Given exercise — Reproduce the data that follows in its entirety, character for character.

Figure collection entries:
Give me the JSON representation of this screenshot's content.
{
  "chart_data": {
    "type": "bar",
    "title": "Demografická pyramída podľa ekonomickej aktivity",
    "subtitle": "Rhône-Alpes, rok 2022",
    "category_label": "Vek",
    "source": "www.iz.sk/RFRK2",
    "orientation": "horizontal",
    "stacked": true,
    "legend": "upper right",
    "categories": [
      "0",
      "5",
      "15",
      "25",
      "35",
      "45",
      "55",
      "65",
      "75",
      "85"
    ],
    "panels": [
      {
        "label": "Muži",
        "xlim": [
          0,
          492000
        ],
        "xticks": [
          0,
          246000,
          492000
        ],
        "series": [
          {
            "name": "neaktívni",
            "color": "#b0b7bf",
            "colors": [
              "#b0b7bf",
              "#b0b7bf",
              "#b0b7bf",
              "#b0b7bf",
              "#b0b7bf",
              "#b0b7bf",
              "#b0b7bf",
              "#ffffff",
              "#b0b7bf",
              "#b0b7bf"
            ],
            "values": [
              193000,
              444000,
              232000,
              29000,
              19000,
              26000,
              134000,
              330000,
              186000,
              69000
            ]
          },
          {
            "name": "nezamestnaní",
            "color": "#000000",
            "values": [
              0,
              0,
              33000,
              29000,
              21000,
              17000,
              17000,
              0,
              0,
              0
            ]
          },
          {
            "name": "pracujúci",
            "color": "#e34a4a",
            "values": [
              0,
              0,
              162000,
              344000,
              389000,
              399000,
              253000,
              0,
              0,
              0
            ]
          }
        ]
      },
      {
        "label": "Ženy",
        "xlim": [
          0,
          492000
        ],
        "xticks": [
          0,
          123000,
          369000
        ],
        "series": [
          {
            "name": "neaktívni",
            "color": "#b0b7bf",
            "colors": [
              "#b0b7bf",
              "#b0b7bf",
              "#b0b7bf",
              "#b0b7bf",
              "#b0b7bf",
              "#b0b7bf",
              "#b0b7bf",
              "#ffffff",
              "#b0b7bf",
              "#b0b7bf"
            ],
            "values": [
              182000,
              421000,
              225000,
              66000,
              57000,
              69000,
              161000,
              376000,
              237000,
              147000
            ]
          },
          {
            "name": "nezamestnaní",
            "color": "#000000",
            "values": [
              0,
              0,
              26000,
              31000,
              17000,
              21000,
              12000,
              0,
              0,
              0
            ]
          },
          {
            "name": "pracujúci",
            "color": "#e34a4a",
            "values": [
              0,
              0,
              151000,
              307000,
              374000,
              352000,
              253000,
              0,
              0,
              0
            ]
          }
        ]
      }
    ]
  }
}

Written solution —
Give me the JSON representation of this screenshot's content.
{
  "chart_data": {
    "type": "bar",
    "title": "Demografická pyramída podľa ekonomickej aktivity",
    "subtitle": "Rhône-Alpes, rok 2022",
    "category_label": "Vek",
    "source": "www.iz.sk/RFRK2",
    "orientation": "horizontal",
    "stacked": true,
    "legend": "upper right",
    "categories": [
      "0",
      "5",
      "15",
      "25",
      "35",
      "45",
      "55",
      "65",
      "75",
      "85"
    ],
    "panels": [
      {
        "label": "Muži",
        "xlim": [
          0,
          492000
        ],
        "xticks": [
          0,
          246000,
          492000
        ],
        "series": [
          {
            "name": "neaktívni",
            "color": "#b0b7bf",
            "colors": [
              "#b0b7bf",
              "#b0b7bf",
              "#b0b7bf",
              "#b0b7bf",
              "#b0b7bf",
              "#b0b7bf",
              "#b0b7bf",
              "#ffffff",
              "#b0b7bf",
              "#b0b7bf"
            ],
            "values": [
              193000,
              444000,
              232000,
              29000,
              19000,
              26000,
              134000,
              330000,
              186000,
              69000
            ]
          },
          {
            "name": "nezamestnaní",
            "color": "#000000",
            "values": [
              0,
              0,
              33000,
              29000,
              21000,
              17000,
              17000,
              0,
              0,
              0
            ]
          },
          {
            "name": "pracujúci",
            "color": "#e34a4a",
            "values": [
              0,
              0,
              162000,
              344000,
              389000,
              399000,
              253000,
              0,
              0,
              0
            ]
          }
        ]
      },
      {
        "label": "Ženy",
        "xlim": [
          0,
          492000
        ],
        "xticks": [
          0,
          123000,
          369000
        ],
        "series": [
          {
            "name": "neaktívni",
            "color": "#b0b7bf",
            "colors": [
              "#b0b7bf",
              "#b0b7bf",
              "#b0b7bf",
              "#b0b7bf",
              "#b0b7bf",
              "#b0b7bf",
              "#b0b7bf",
              "#ffffff",
              "#b0b7bf",
              "#b0b7bf"
            ],
            "values": [
              182000,
              421000,
              225000,
              66000,
              57000,
              69000,
              161000,
              376000,
              237000,
              147000
            ]
          },
          {
            "name": "nezamestnaní",
            "color": "#000000",
            "values": [
              0,
              0,
              26000,
              31000,
              17000,
              21000,
              12000,
              0,
              0,
              0
            ]
          },
          {
            "name": "pracujúci",
            "color": "#e34a4a",
            "values": [
              0,
              0,
              151000,
              307000,
              374000,
              352000,
              253000,
              0,
              0,
              0
            ]
          }
        ]
      }
    ]
  }
}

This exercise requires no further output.